> TASK TO CARRY OUT:
Using the listing below, select the lines with the word "been" and copy them.

--- BEGIN ---

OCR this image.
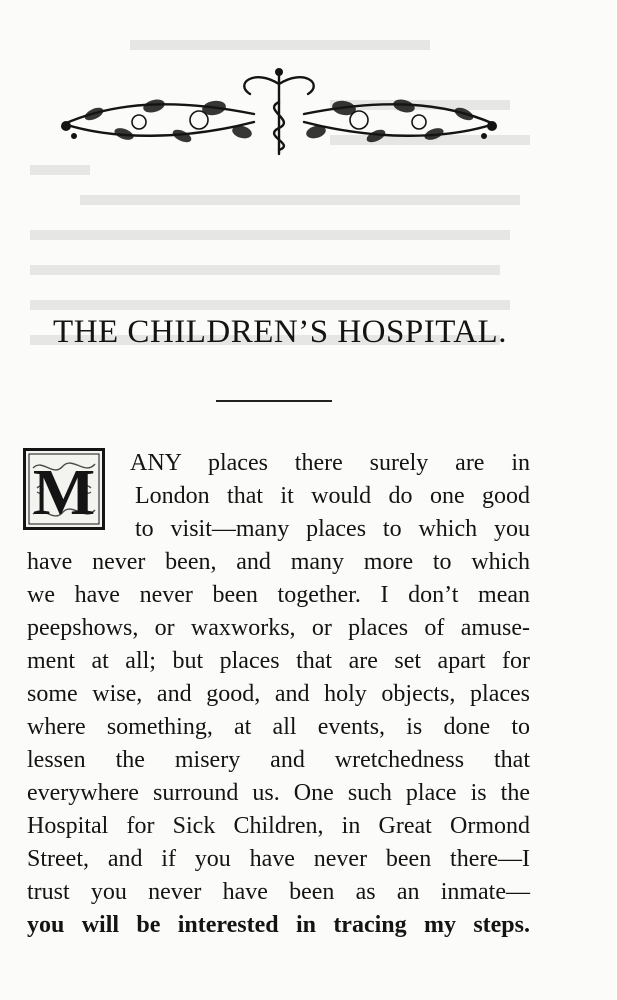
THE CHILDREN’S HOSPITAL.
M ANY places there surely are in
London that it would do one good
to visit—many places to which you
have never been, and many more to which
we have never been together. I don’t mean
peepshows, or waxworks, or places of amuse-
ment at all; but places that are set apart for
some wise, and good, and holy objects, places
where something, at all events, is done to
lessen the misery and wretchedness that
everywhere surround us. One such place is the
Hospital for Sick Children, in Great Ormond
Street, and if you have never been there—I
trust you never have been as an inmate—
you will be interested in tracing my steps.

--- END ---
--- BEGIN ---

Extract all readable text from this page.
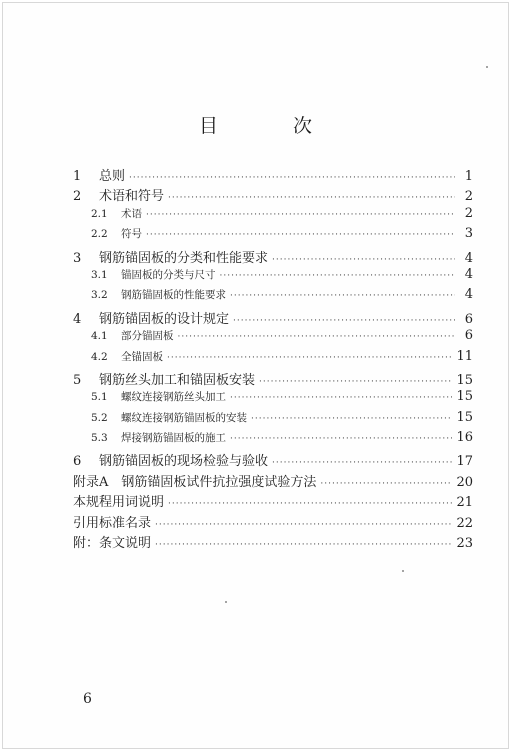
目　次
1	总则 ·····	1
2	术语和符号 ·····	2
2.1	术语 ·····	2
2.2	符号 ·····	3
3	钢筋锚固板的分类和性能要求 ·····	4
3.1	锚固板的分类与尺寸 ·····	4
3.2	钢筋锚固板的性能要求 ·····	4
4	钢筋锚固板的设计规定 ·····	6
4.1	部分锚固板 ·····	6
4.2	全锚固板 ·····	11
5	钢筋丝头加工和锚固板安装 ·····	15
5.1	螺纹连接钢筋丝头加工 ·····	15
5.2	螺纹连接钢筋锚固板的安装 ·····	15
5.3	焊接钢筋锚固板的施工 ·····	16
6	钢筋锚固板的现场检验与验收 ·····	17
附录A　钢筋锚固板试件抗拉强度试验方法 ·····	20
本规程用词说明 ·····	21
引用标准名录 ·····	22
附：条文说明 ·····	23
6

--- END ---

> RESPONSE TO THE EXERCISE:
have never been, and many more to which
we have never been together. I don’t mean
Street, and if you have never been there—I
trust you never have been as an inmate—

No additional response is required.